**** DATA PROVIDED ****

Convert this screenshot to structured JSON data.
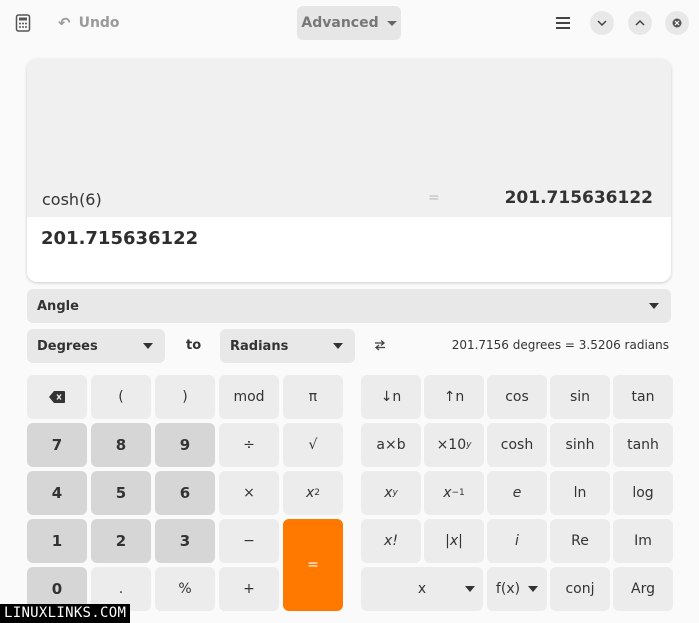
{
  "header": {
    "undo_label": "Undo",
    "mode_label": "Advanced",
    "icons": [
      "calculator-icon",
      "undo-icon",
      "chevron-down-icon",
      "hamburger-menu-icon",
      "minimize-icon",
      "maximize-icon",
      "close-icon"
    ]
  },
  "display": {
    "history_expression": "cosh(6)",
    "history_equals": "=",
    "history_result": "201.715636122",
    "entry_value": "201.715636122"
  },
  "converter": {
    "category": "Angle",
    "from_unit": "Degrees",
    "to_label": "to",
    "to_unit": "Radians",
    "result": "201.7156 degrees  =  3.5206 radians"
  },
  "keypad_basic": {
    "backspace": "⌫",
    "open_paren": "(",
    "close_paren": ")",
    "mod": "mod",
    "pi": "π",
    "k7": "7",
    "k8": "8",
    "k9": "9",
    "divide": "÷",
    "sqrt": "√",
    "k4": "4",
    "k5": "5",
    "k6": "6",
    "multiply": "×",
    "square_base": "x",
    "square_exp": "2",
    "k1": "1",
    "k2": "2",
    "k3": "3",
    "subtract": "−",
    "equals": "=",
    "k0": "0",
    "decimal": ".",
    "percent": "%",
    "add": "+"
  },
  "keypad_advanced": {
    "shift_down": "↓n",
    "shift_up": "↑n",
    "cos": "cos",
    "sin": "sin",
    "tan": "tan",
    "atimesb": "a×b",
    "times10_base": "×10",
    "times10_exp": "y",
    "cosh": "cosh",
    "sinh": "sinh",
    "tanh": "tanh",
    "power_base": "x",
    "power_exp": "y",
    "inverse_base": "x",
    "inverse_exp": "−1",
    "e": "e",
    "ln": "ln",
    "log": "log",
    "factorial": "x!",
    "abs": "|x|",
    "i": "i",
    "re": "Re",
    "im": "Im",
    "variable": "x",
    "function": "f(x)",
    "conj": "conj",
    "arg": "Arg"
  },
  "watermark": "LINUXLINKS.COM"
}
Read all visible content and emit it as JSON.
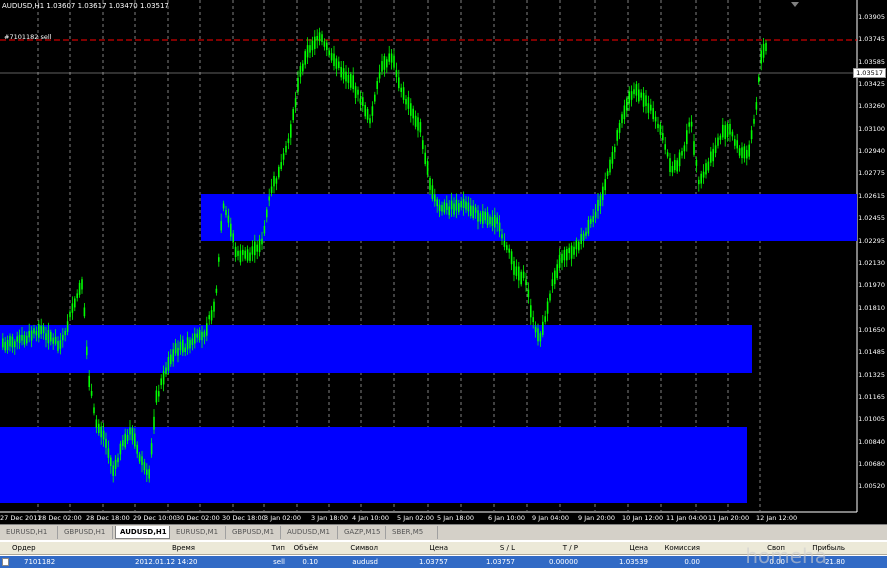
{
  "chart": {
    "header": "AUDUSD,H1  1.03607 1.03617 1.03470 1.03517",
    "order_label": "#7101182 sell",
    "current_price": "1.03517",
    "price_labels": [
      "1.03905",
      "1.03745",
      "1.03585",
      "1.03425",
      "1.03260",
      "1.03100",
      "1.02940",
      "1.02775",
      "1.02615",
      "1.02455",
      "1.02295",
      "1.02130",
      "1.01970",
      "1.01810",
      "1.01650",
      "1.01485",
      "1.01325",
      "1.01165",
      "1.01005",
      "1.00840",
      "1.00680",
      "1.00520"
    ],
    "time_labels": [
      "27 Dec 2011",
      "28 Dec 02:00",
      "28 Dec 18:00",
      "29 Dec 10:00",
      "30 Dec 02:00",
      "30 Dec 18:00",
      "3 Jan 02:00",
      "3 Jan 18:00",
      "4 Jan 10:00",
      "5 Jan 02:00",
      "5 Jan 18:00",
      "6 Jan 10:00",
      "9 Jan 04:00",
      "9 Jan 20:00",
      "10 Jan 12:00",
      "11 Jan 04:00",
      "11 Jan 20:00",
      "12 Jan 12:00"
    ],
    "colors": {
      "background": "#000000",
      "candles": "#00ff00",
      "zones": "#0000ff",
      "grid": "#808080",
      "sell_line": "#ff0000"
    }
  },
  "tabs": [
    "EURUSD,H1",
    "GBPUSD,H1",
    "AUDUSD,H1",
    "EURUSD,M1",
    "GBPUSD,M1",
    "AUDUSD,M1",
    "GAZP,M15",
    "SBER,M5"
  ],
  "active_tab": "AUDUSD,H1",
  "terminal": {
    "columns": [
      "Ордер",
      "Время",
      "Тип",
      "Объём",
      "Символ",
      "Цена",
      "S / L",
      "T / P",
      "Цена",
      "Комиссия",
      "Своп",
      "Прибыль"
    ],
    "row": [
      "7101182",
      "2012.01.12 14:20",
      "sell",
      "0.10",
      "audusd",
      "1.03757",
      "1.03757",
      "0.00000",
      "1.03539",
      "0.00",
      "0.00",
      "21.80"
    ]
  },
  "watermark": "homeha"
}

****

*WHAT THE TASK ASKS:* Every entry must be reproduced exactly, with the images left out.

*RESULT OF THE EXERCISE:*
Convert this screenshot to structured JSON data.
{
  "header": {
    "undo_label": "Undo",
    "mode_label": "Advanced",
    "icons": [
      "calculator-icon",
      "undo-icon",
      "chevron-down-icon",
      "hamburger-menu-icon",
      "minimize-icon",
      "maximize-icon",
      "close-icon"
    ]
  },
  "display": {
    "history_expression": "cosh(6)",
    "history_equals": "=",
    "history_result": "201.715636122",
    "entry_value": "201.715636122"
  },
  "converter": {
    "category": "Angle",
    "from_unit": "Degrees",
    "to_label": "to",
    "to_unit": "Radians",
    "result": "201.7156 degrees  =  3.5206 radians"
  },
  "keypad_basic": {
    "backspace": "⌫",
    "open_paren": "(",
    "close_paren": ")",
    "mod": "mod",
    "pi": "π",
    "k7": "7",
    "k8": "8",
    "k9": "9",
    "divide": "÷",
    "sqrt": "√",
    "k4": "4",
    "k5": "5",
    "k6": "6",
    "multiply": "×",
    "square_base": "x",
    "square_exp": "2",
    "k1": "1",
    "k2": "2",
    "k3": "3",
    "subtract": "−",
    "equals": "=",
    "k0": "0",
    "decimal": ".",
    "percent": "%",
    "add": "+"
  },
  "keypad_advanced": {
    "shift_down": "↓n",
    "shift_up": "↑n",
    "cos": "cos",
    "sin": "sin",
    "tan": "tan",
    "atimesb": "a×b",
    "times10_base": "×10",
    "times10_exp": "y",
    "cosh": "cosh",
    "sinh": "sinh",
    "tanh": "tanh",
    "power_base": "x",
    "power_exp": "y",
    "inverse_base": "x",
    "inverse_exp": "−1",
    "e": "e",
    "ln": "ln",
    "log": "log",
    "factorial": "x!",
    "abs": "|x|",
    "i": "i",
    "re": "Re",
    "im": "Im",
    "variable": "x",
    "function": "f(x)",
    "conj": "conj",
    "arg": "Arg"
  },
  "watermark": "LINUXLINKS.COM"
}
Read all visible content and emit it as JSON.
{
  "chart": {
    "header": "AUDUSD,H1  1.03607 1.03617 1.03470 1.03517",
    "order_label": "#7101182 sell",
    "current_price": "1.03517",
    "price_labels": [
      "1.03905",
      "1.03745",
      "1.03585",
      "1.03425",
      "1.03260",
      "1.03100",
      "1.02940",
      "1.02775",
      "1.02615",
      "1.02455",
      "1.02295",
      "1.02130",
      "1.01970",
      "1.01810",
      "1.01650",
      "1.01485",
      "1.01325",
      "1.01165",
      "1.01005",
      "1.00840",
      "1.00680",
      "1.00520"
    ],
    "time_labels": [
      "27 Dec 2011",
      "28 Dec 02:00",
      "28 Dec 18:00",
      "29 Dec 10:00",
      "30 Dec 02:00",
      "30 Dec 18:00",
      "3 Jan 02:00",
      "3 Jan 18:00",
      "4 Jan 10:00",
      "5 Jan 02:00",
      "5 Jan 18:00",
      "6 Jan 10:00",
      "9 Jan 04:00",
      "9 Jan 20:00",
      "10 Jan 12:00",
      "11 Jan 04:00",
      "11 Jan 20:00",
      "12 Jan 12:00"
    ],
    "colors": {
      "background": "#000000",
      "candles": "#00ff00",
      "zones": "#0000ff",
      "grid": "#808080",
      "sell_line": "#ff0000"
    }
  },
  "tabs": [
    "EURUSD,H1",
    "GBPUSD,H1",
    "AUDUSD,H1",
    "EURUSD,M1",
    "GBPUSD,M1",
    "AUDUSD,M1",
    "GAZP,M15",
    "SBER,M5"
  ],
  "active_tab": "AUDUSD,H1",
  "terminal": {
    "columns": [
      "Ордер",
      "Время",
      "Тип",
      "Объём",
      "Символ",
      "Цена",
      "S / L",
      "T / P",
      "Цена",
      "Комиссия",
      "Своп",
      "Прибыль"
    ],
    "row": [
      "7101182",
      "2012.01.12 14:20",
      "sell",
      "0.10",
      "audusd",
      "1.03757",
      "1.03757",
      "0.00000",
      "1.03539",
      "0.00",
      "0.00",
      "21.80"
    ]
  },
  "watermark": "homeha"
}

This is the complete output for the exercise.